**Goal of the exercise**
The line containing "Convert this screenshot" marks the start; extract exactly from it through the last line of the entries, and omit any pictures.

**Data supplied**

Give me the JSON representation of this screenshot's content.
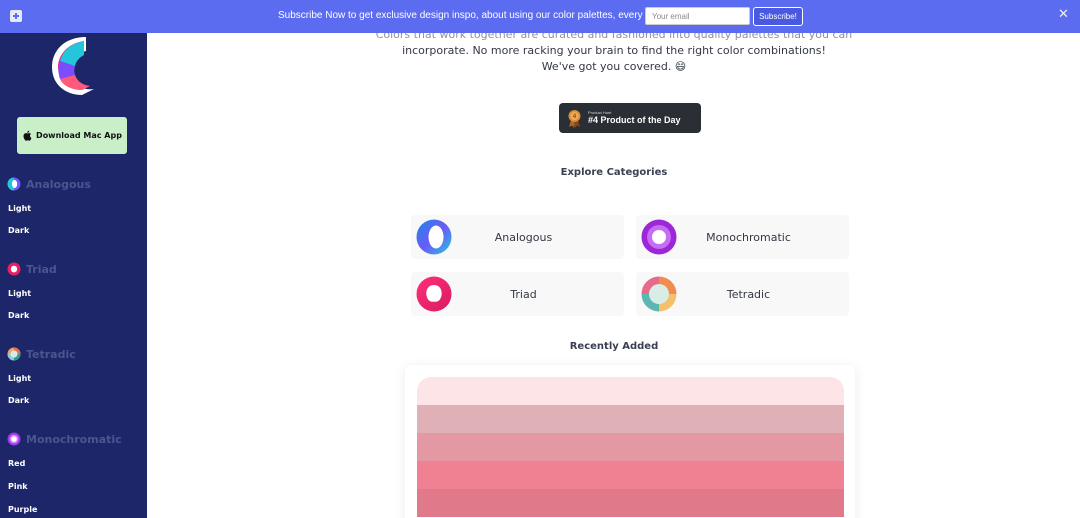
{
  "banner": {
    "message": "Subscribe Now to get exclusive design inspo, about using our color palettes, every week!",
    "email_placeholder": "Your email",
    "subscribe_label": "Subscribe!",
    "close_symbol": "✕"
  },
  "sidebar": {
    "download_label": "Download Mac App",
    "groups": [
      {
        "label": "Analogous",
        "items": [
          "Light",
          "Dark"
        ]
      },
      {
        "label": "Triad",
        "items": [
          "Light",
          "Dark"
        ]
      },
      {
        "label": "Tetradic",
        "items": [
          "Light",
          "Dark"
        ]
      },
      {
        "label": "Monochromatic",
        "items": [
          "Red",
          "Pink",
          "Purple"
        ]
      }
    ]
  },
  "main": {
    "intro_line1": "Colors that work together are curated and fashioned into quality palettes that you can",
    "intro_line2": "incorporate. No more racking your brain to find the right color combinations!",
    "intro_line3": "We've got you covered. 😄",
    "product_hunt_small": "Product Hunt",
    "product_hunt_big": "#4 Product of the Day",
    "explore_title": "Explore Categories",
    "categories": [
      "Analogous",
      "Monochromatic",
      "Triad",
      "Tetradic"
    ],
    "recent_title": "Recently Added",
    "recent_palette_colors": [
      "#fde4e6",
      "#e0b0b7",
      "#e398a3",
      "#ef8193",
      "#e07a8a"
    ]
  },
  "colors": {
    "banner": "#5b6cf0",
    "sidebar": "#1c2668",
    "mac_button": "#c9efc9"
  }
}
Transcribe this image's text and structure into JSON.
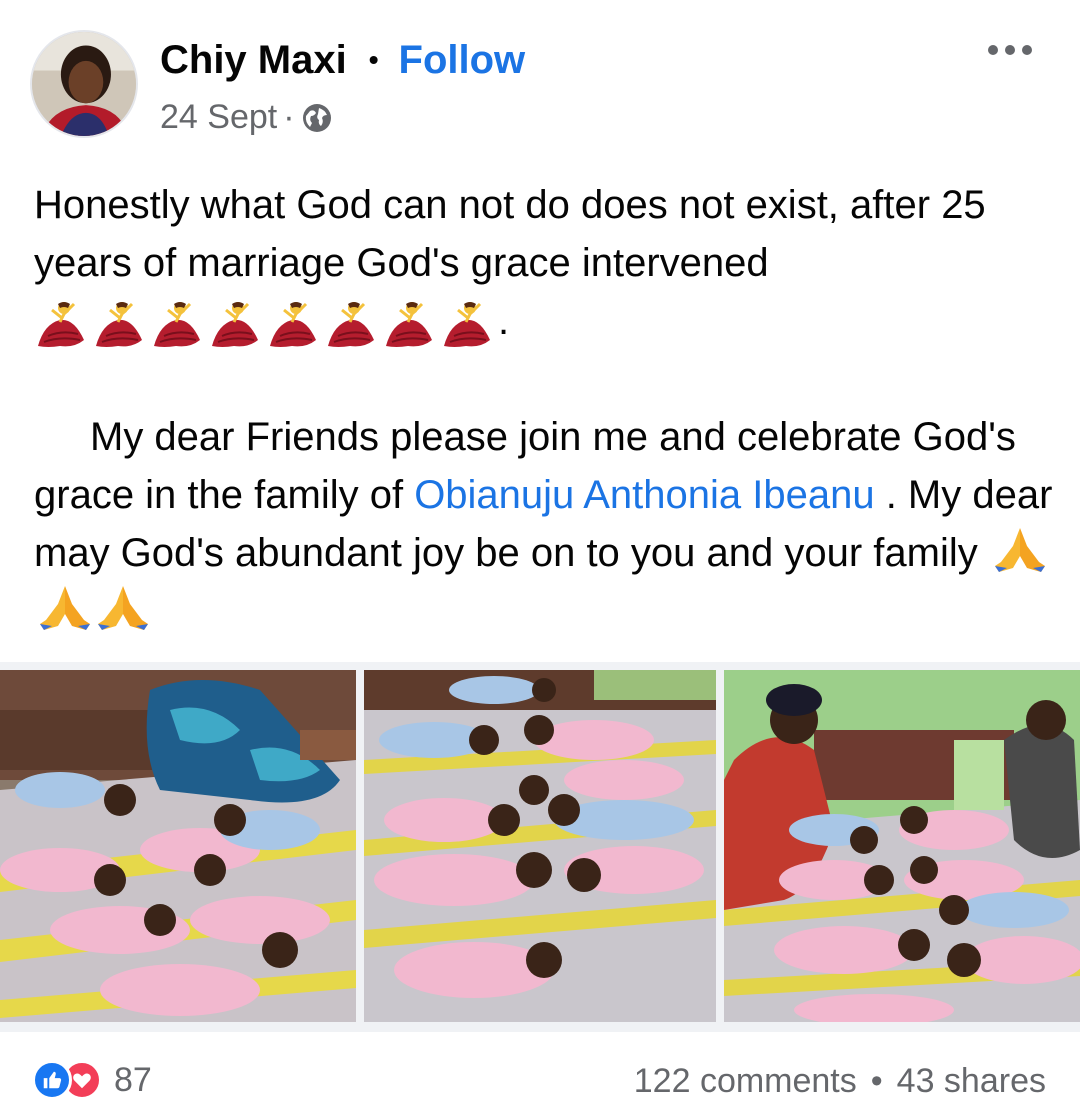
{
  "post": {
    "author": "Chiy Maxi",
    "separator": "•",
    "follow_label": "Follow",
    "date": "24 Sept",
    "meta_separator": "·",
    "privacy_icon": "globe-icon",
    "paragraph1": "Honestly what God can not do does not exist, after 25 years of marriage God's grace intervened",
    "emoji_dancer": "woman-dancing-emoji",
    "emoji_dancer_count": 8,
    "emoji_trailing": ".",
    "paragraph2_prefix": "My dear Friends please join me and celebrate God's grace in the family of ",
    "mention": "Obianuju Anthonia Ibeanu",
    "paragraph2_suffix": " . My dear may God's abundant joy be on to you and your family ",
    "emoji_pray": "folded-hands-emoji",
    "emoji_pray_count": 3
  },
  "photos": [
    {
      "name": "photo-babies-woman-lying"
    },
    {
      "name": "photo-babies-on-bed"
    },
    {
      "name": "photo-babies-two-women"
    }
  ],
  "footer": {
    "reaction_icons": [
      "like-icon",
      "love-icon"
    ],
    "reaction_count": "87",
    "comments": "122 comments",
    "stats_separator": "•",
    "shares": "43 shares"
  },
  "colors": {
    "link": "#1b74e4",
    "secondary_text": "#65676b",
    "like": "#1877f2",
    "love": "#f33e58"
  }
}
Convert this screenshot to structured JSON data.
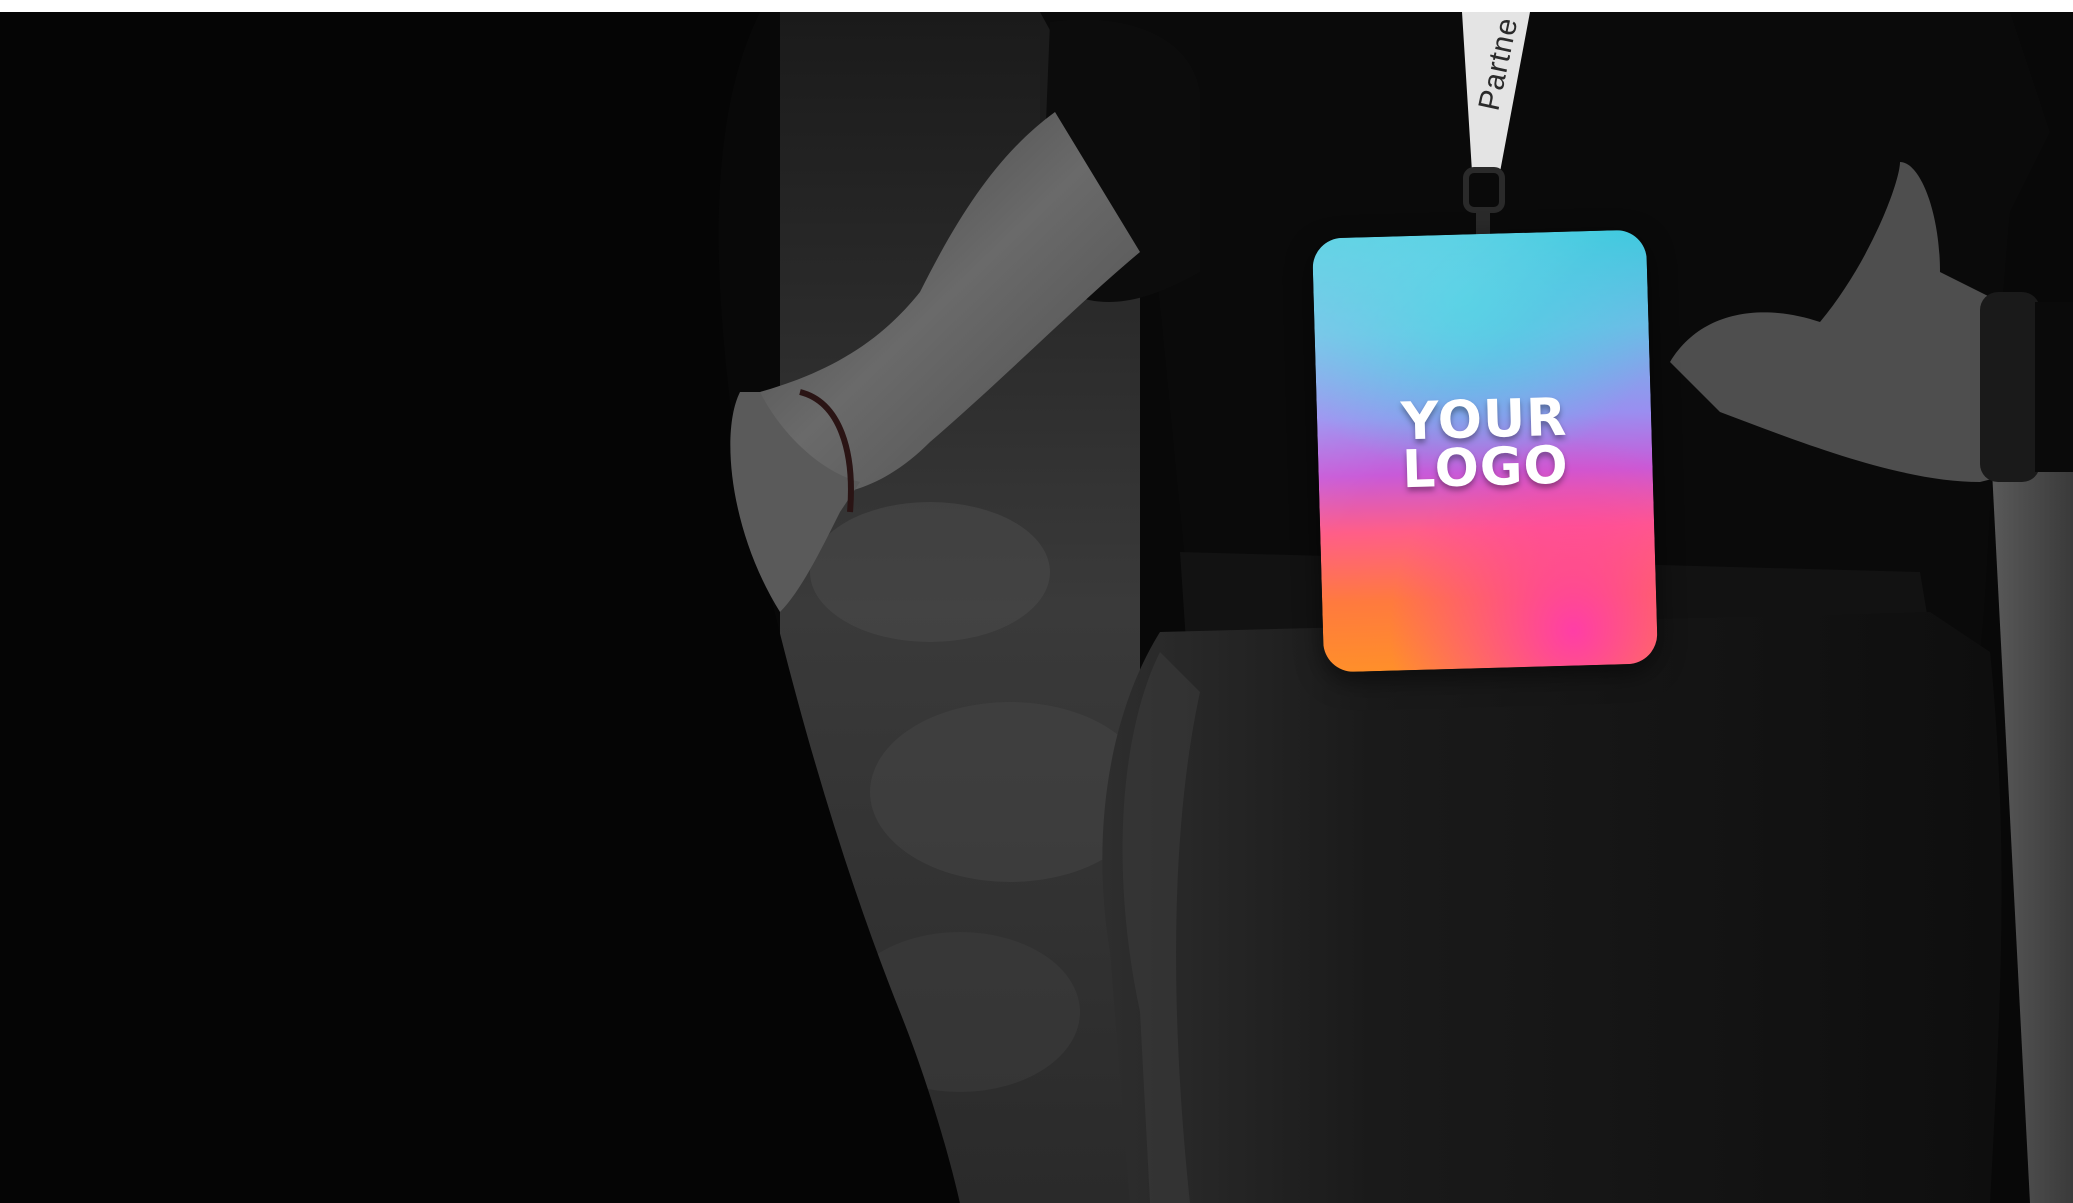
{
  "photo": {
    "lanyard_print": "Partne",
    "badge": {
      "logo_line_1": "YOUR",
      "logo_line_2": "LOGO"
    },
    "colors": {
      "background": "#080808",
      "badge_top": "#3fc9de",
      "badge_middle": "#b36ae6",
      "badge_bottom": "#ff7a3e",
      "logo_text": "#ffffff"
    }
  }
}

**Correct response**
Convert this screenshot to structured JSON data.
{
  "photo": {
    "lanyard_print": "Partne",
    "badge": {
      "logo_line_1": "YOUR",
      "logo_line_2": "LOGO"
    },
    "colors": {
      "background": "#080808",
      "badge_top": "#3fc9de",
      "badge_middle": "#b36ae6",
      "badge_bottom": "#ff7a3e",
      "logo_text": "#ffffff"
    }
  }
}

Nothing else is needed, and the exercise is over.